WRITTEN INSTRUCTION
Return the records from their first line through the line containing "info-button[interactable] — [240, 1072, 292, 1124]", both ends included, reproducing each line without any change.

RAW RECORDS

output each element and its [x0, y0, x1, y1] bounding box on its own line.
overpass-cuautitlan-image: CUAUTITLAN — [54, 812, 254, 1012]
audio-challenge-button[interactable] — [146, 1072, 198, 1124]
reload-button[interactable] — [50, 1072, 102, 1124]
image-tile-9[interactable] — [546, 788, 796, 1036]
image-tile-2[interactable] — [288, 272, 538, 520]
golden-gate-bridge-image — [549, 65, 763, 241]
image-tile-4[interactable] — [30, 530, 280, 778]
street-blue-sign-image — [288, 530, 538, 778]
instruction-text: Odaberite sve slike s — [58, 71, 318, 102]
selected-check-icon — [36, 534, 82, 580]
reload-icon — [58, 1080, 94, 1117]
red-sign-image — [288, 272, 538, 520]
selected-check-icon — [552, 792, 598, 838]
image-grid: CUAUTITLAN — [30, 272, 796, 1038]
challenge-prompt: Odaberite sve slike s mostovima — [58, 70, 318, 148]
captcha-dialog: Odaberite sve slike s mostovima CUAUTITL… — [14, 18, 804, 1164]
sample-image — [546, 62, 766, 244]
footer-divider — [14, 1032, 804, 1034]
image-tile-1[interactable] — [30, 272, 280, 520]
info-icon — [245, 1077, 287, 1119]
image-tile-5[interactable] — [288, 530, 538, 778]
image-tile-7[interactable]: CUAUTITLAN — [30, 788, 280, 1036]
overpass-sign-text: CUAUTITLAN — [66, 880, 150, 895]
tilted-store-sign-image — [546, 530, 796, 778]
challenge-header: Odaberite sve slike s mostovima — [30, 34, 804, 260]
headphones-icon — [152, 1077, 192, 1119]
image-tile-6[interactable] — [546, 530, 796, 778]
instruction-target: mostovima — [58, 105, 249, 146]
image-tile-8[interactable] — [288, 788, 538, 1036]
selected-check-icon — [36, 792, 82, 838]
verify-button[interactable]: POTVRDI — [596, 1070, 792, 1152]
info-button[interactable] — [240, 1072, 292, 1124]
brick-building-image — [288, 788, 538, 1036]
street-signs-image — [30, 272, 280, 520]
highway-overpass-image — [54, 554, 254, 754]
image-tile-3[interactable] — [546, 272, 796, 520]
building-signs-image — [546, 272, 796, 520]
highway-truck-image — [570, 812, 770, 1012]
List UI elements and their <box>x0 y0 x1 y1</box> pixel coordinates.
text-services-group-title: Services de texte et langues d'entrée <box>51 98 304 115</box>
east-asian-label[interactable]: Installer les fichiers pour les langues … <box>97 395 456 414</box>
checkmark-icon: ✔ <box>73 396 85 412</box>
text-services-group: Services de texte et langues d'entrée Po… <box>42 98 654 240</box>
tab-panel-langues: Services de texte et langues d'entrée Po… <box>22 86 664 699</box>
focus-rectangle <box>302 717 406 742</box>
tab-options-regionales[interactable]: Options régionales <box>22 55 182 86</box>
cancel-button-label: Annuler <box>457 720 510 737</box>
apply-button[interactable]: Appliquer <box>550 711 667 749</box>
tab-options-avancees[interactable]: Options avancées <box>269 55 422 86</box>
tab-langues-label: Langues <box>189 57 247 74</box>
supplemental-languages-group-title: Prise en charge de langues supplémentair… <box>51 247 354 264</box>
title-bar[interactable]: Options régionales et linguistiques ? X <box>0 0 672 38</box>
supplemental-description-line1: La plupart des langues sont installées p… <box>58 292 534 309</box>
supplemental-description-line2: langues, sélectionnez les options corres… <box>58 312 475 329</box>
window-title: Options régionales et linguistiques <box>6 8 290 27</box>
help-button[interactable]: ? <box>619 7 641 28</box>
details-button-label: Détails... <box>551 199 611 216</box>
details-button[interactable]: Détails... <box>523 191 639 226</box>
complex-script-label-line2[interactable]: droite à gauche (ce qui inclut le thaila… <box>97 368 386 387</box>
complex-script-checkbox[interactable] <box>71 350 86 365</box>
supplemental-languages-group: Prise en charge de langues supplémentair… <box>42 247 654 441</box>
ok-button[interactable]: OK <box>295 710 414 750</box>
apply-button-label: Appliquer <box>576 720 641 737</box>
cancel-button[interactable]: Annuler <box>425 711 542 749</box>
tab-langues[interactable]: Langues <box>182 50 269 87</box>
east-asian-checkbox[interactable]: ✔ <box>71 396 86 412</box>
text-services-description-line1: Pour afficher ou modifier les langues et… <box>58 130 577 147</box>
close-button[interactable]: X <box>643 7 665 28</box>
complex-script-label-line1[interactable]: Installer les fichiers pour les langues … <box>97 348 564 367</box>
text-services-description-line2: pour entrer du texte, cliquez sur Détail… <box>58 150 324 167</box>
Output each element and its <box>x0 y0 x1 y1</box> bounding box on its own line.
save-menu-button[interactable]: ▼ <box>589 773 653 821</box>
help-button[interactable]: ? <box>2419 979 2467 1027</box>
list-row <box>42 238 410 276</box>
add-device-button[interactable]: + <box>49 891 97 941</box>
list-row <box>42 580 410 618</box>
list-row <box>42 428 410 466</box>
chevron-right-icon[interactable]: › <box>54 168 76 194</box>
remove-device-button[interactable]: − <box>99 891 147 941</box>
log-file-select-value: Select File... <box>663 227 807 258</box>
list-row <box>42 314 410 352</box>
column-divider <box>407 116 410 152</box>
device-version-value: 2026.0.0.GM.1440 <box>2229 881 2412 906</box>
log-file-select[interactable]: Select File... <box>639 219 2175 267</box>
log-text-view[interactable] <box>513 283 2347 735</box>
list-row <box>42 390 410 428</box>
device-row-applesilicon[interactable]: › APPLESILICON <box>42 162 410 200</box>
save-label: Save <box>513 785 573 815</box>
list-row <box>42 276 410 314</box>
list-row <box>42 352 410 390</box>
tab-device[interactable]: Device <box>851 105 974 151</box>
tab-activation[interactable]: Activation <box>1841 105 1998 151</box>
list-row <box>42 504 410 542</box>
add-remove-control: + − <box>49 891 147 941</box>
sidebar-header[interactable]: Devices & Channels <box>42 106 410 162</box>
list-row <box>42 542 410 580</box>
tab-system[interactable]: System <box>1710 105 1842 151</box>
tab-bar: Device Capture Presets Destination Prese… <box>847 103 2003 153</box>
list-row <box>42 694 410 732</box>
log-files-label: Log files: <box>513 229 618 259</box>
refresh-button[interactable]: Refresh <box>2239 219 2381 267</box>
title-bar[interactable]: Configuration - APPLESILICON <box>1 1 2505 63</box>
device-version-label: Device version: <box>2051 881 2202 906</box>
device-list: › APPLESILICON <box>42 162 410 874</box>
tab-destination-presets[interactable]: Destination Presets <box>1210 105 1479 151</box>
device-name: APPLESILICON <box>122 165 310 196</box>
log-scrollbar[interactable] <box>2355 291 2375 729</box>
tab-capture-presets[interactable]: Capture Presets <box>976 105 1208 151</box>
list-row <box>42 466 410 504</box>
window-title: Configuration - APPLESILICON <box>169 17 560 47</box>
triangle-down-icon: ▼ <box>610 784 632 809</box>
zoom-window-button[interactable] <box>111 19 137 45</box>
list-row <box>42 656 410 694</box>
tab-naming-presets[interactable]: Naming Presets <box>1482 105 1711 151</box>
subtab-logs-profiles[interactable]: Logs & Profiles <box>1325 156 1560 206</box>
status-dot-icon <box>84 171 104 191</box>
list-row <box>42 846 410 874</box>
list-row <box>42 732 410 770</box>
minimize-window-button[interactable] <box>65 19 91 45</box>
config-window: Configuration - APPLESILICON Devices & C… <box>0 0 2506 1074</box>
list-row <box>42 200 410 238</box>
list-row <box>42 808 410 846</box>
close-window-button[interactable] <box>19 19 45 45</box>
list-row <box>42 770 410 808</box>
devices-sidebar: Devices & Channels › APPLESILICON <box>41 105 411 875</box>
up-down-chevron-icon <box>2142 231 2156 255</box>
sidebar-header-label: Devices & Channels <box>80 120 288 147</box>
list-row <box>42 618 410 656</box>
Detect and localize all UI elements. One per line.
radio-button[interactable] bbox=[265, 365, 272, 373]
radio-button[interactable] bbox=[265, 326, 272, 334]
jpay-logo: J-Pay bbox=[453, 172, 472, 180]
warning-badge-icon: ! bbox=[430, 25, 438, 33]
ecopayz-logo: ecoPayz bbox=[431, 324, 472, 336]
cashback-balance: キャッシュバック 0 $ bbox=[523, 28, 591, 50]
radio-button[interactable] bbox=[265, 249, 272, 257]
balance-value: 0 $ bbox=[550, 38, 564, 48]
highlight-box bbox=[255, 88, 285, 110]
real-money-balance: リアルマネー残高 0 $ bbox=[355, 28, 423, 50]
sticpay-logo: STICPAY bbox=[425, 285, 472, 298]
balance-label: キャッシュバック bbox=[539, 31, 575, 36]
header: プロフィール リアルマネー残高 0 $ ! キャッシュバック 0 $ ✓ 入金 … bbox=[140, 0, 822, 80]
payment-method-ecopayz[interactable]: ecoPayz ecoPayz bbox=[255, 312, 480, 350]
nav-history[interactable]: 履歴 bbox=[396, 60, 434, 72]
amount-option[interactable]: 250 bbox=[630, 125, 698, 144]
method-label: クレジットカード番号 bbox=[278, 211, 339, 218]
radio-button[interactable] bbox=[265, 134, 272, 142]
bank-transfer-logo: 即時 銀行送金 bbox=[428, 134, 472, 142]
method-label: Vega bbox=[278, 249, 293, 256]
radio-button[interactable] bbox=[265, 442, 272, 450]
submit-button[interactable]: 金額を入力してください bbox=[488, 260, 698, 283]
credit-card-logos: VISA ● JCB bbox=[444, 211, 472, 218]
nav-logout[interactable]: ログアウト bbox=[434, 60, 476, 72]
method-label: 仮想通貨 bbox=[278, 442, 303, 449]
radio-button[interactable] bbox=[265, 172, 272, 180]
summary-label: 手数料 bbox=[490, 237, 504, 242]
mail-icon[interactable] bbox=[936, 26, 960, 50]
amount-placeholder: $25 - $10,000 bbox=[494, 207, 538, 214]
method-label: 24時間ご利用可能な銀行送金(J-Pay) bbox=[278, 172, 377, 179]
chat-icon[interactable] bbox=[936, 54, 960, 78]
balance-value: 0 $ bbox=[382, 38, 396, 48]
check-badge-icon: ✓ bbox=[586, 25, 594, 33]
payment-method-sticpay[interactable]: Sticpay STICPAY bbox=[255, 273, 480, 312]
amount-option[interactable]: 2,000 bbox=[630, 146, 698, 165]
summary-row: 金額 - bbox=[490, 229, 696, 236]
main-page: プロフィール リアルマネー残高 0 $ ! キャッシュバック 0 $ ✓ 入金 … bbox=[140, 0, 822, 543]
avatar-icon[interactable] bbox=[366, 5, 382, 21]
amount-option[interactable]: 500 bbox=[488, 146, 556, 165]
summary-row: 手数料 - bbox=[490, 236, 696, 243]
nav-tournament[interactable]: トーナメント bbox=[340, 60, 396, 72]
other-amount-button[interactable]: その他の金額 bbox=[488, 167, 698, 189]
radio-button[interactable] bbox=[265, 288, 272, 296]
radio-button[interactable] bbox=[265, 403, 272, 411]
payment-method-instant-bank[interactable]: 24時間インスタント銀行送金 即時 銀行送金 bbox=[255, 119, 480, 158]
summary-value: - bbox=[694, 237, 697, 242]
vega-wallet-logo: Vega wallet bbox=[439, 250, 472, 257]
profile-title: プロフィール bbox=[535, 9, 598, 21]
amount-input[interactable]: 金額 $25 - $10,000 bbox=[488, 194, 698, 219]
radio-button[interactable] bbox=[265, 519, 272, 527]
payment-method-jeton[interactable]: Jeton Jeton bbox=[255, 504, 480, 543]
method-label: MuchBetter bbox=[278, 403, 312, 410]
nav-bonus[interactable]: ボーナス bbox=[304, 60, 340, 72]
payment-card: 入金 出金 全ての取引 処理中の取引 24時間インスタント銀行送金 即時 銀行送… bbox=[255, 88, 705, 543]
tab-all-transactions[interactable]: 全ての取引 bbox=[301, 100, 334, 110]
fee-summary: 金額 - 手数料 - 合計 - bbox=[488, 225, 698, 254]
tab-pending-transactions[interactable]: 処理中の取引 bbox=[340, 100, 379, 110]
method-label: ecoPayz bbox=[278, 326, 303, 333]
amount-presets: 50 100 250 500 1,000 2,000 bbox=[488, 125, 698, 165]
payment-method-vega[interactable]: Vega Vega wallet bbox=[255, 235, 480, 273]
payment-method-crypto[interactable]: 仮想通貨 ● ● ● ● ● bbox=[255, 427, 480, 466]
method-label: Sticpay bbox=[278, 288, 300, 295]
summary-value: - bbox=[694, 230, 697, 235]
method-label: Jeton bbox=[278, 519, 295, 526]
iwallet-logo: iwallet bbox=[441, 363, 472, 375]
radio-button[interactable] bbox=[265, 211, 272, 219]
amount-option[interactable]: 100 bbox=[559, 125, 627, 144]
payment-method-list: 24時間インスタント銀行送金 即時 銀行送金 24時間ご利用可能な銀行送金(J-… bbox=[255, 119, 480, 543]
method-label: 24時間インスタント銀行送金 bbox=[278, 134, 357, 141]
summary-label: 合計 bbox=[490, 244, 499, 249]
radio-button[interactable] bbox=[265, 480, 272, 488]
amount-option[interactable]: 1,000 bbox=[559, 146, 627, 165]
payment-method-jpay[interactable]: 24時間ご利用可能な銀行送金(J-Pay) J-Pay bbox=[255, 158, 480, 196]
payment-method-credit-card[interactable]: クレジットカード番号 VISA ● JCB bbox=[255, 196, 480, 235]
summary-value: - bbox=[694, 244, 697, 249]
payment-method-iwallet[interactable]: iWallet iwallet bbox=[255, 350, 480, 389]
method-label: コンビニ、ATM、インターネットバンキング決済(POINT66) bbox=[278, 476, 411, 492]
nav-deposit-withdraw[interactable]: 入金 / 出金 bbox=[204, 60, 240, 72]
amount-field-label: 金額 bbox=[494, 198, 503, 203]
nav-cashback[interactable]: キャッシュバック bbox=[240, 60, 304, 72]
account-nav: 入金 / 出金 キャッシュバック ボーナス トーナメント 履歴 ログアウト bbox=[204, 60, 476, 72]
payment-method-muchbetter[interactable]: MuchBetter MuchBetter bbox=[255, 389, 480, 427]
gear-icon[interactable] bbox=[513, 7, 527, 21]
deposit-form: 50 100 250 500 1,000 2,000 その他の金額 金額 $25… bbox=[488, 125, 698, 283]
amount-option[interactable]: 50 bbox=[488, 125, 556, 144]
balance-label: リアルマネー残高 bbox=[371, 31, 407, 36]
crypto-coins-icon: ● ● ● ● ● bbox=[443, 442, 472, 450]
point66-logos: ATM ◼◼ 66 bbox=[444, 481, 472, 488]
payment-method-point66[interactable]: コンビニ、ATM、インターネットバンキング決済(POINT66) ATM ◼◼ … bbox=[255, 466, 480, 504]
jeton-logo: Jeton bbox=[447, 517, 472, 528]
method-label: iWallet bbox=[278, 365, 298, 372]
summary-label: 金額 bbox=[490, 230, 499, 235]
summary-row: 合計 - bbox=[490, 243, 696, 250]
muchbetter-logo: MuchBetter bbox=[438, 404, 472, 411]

WORKED SOLUTION
output each element and its [x0, y0, x1, y1] bounding box on its own line.
overpass-cuautitlan-image: CUAUTITLAN — [54, 812, 254, 1012]
audio-challenge-button[interactable] — [146, 1072, 198, 1124]
reload-button[interactable] — [50, 1072, 102, 1124]
image-tile-9[interactable] — [546, 788, 796, 1036]
image-tile-2[interactable] — [288, 272, 538, 520]
golden-gate-bridge-image — [549, 65, 763, 241]
image-tile-4[interactable] — [30, 530, 280, 778]
street-blue-sign-image — [288, 530, 538, 778]
instruction-text: Odaberite sve slike s — [58, 71, 318, 102]
selected-check-icon — [36, 534, 82, 580]
reload-icon — [58, 1080, 94, 1117]
red-sign-image — [288, 272, 538, 520]
selected-check-icon — [552, 792, 598, 838]
image-grid: CUAUTITLAN — [30, 272, 796, 1038]
challenge-prompt: Odaberite sve slike s mostovima — [58, 70, 318, 148]
captcha-dialog: Odaberite sve slike s mostovima CUAUTITL… — [14, 18, 804, 1164]
sample-image — [546, 62, 766, 244]
footer-divider — [14, 1032, 804, 1034]
image-tile-1[interactable] — [30, 272, 280, 520]
info-icon — [245, 1077, 287, 1119]
image-tile-5[interactable] — [288, 530, 538, 778]
image-tile-7[interactable]: CUAUTITLAN — [30, 788, 280, 1036]
overpass-sign-text: CUAUTITLAN — [66, 880, 150, 895]
tilted-store-sign-image — [546, 530, 796, 778]
challenge-header: Odaberite sve slike s mostovima — [30, 34, 804, 260]
headphones-icon — [152, 1077, 192, 1119]
image-tile-6[interactable] — [546, 530, 796, 778]
instruction-target: mostovima — [58, 105, 249, 146]
image-tile-8[interactable] — [288, 788, 538, 1036]
selected-check-icon — [36, 792, 82, 838]
verify-button[interactable]: POTVRDI — [596, 1070, 792, 1152]
info-button[interactable] — [240, 1072, 292, 1124]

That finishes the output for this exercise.